* Do this
Copy out every line of the records where the string "решения" occurs.

* Material provided

┄┄┄┄┄┄┄┄┄┄┄┄┄┄┄┄┄┄┄┄

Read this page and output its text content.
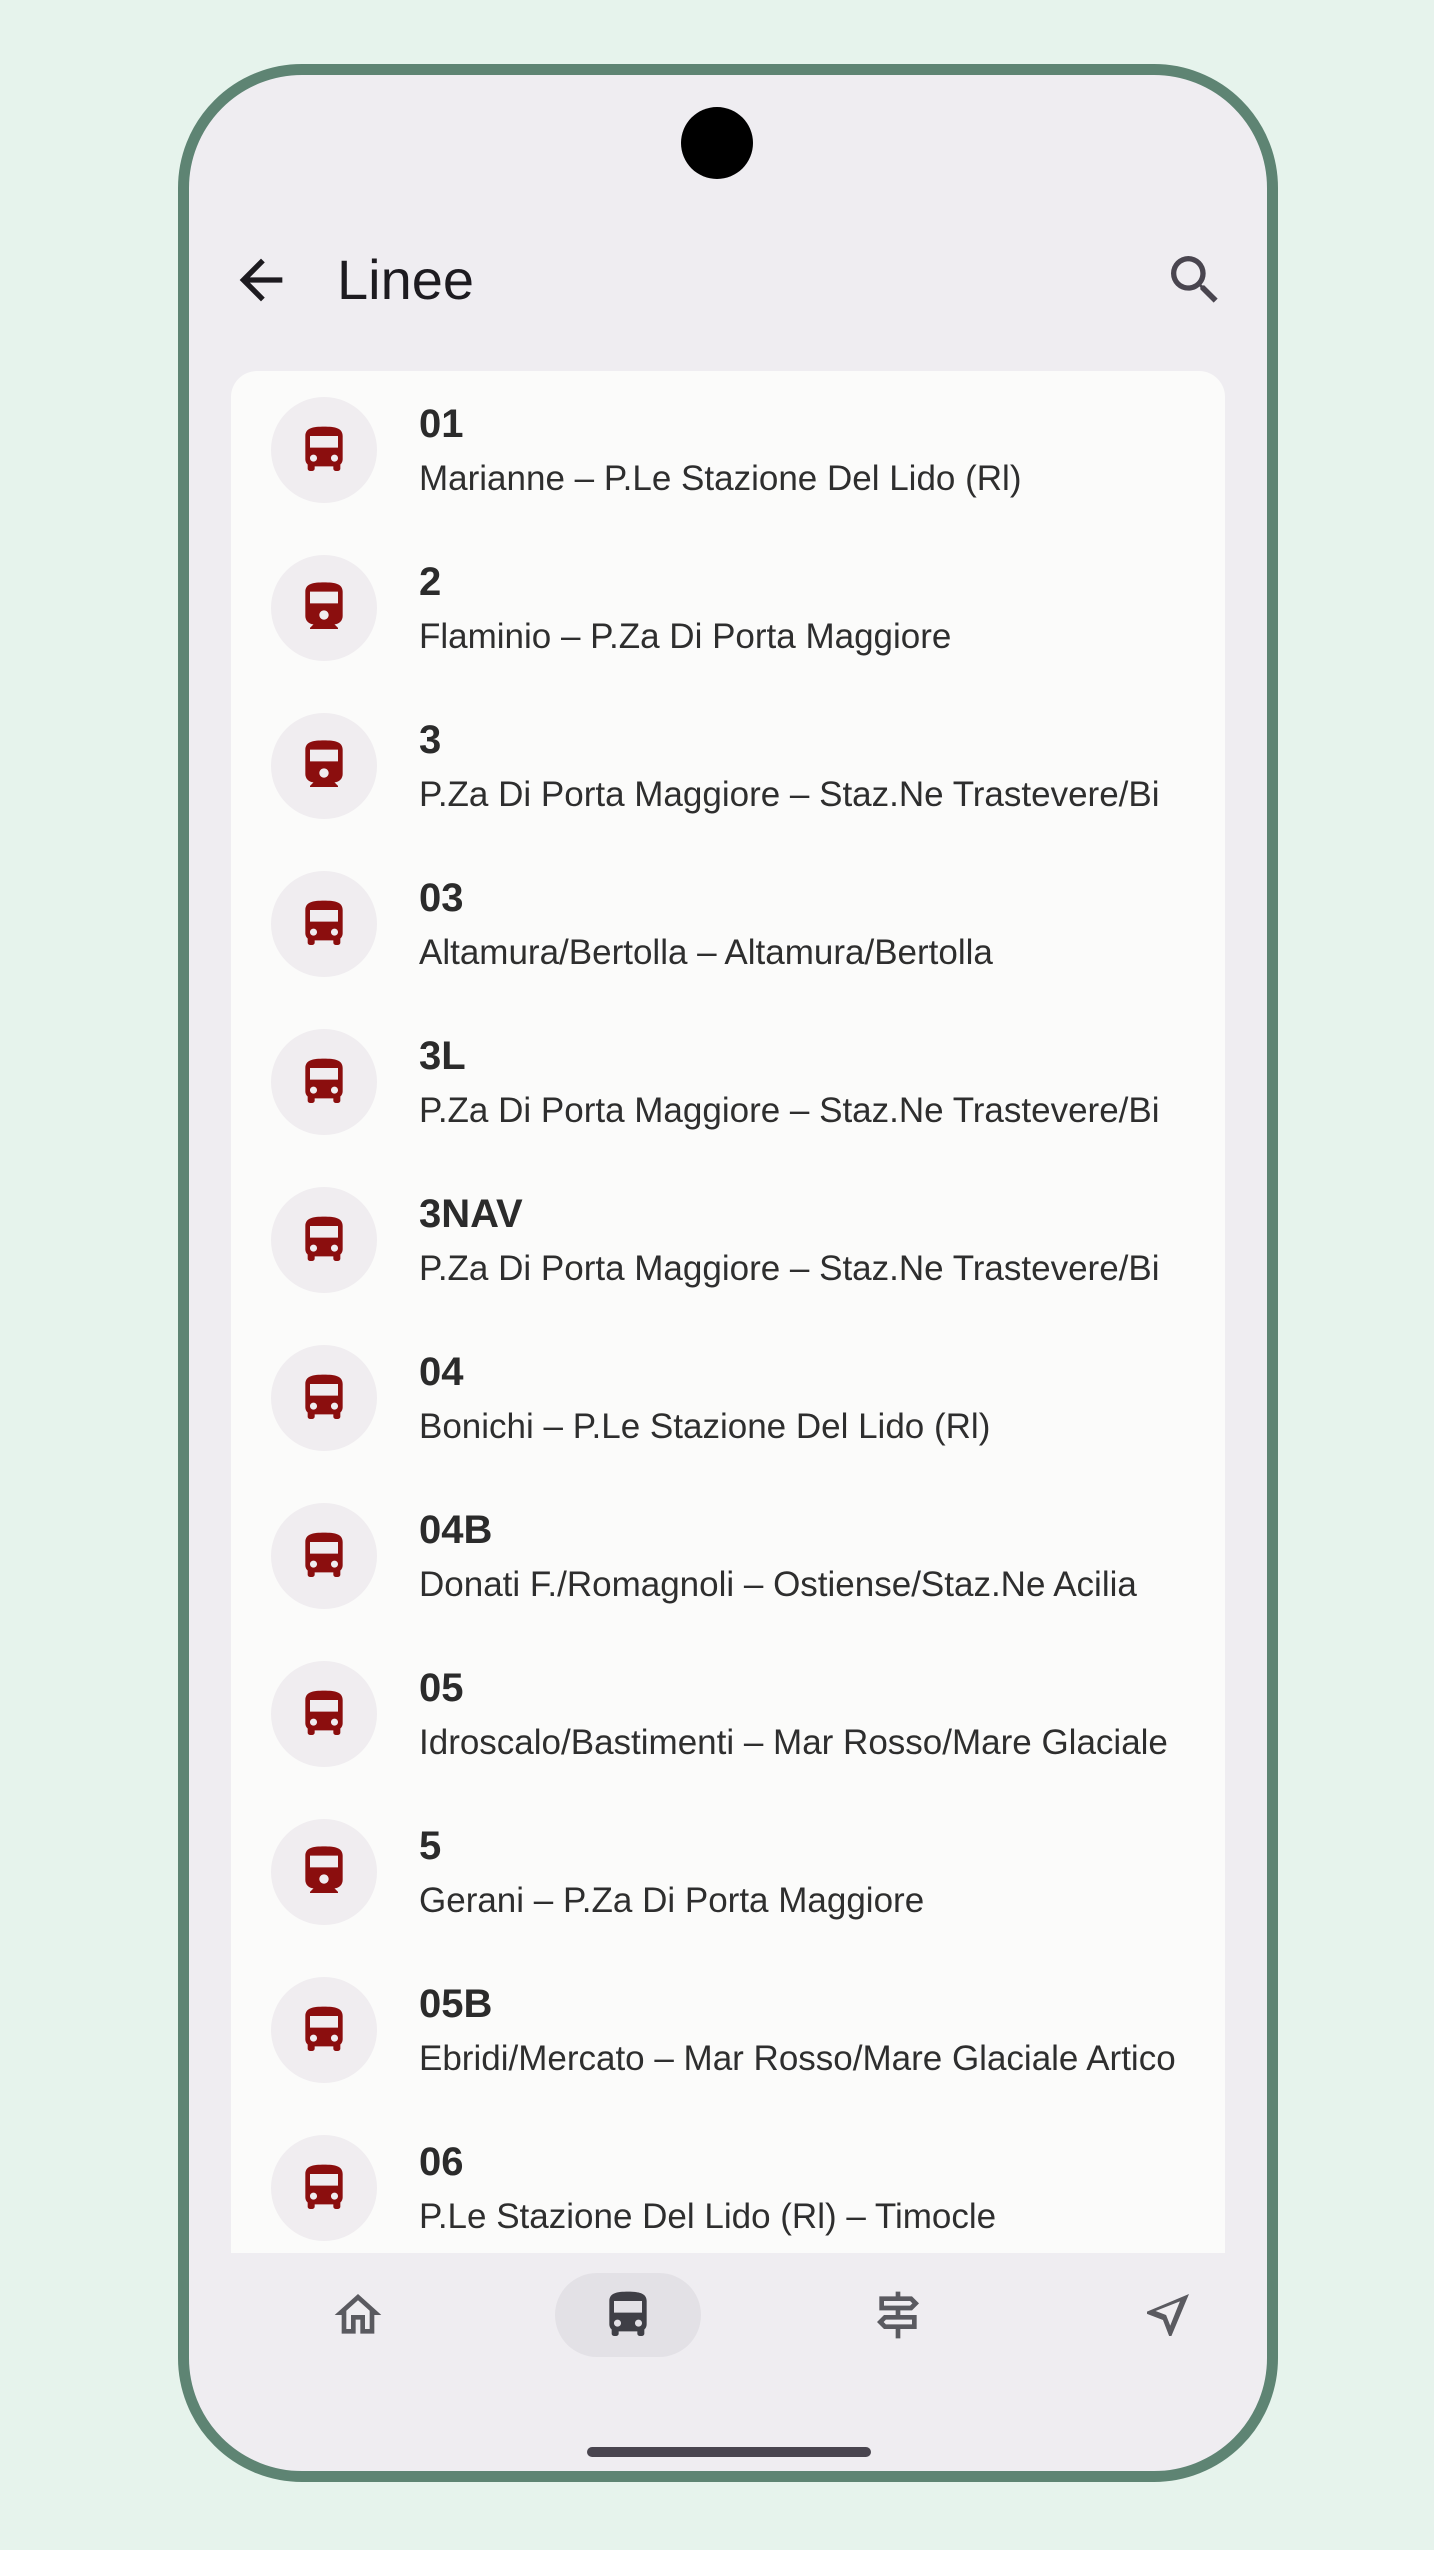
Linee
01
Marianne – P.Le Stazione Del Lido (Rl)
2
Flaminio – P.Za Di Porta Maggiore
3
P.Za Di Porta Maggiore – Staz.Ne Trastevere/Bi
03
Altamura/Bertolla – Altamura/Bertolla
3L
P.Za Di Porta Maggiore – Staz.Ne Trastevere/Bi
3NAV
P.Za Di Porta Maggiore – Staz.Ne Trastevere/Bi
04
Bonichi – P.Le Stazione Del Lido (Rl)
04B
Donati F./Romagnoli – Ostiense/Staz.Ne Acilia
05
Idroscalo/Bastimenti – Mar Rosso/Mare Glaciale
5
Gerani – P.Za Di Porta Maggiore
05B
Ebridi/Mercato – Mar Rosso/Mare Glaciale Artico
06
P.Le Stazione Del Lido (Rl) – Timocle
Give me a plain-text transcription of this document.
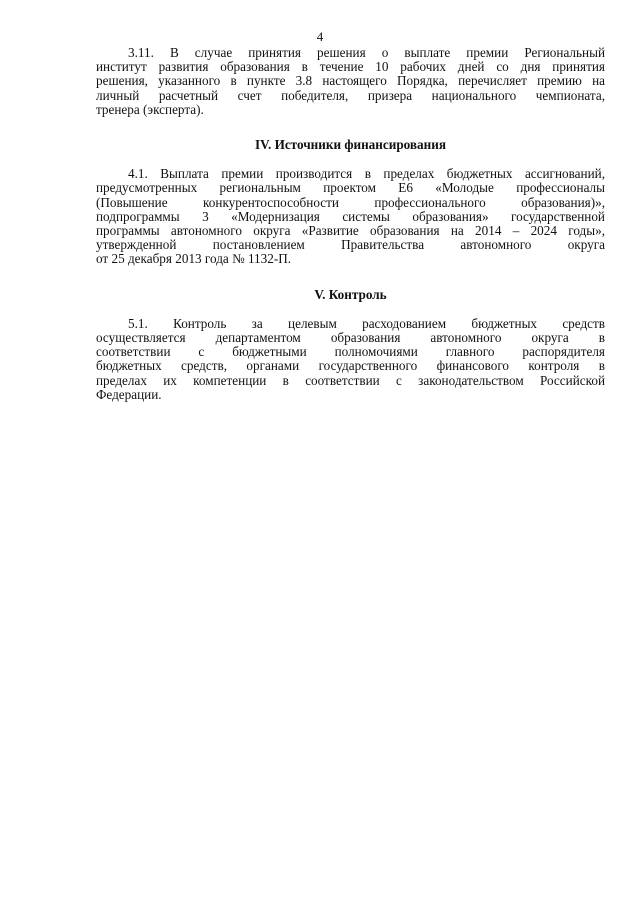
4
3.11. В случае принятия решения о выплате премии Региональный
институт развития образования в течение 10 рабочих дней со дня принятия
решения, указанного в пункте 3.8 настоящего Порядка, перечисляет премию на
личный расчетный счет победителя, призера национального чемпионата,
тренера (эксперта).
IV. Источники финансирования
4.1. Выплата премии производится в пределах бюджетных ассигнований,
предусмотренных региональным проектом Е6 «Молодые профессионалы
(Повышение конкурентоспособности профессионального образования)»,
подпрограммы 3 «Модернизация системы образования» государственной
программы автономного округа «Развитие образования на 2014 – 2024 годы»,
утвержденной постановлением Правительства автономного округа
от 25 декабря 2013 года № 1132-П.
V. Контроль
5.1. Контроль за целевым расходованием бюджетных средств
осуществляется департаментом образования автономного округа в
соответствии с бюджетными полномочиями главного распорядителя
бюджетных средств, органами государственного финансового контроля в
пределах их компетенции в соответствии с законодательством Российской
Федерации.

┄┄┄┄┄┄┄┄┄┄┄┄┄┄┄┄┄┄┄┄

* Worked answer
3.11. В случае принятия решения о выплате премии Региональный
решения, указанного в пункте 3.8 настоящего Порядка, перечисляет премию на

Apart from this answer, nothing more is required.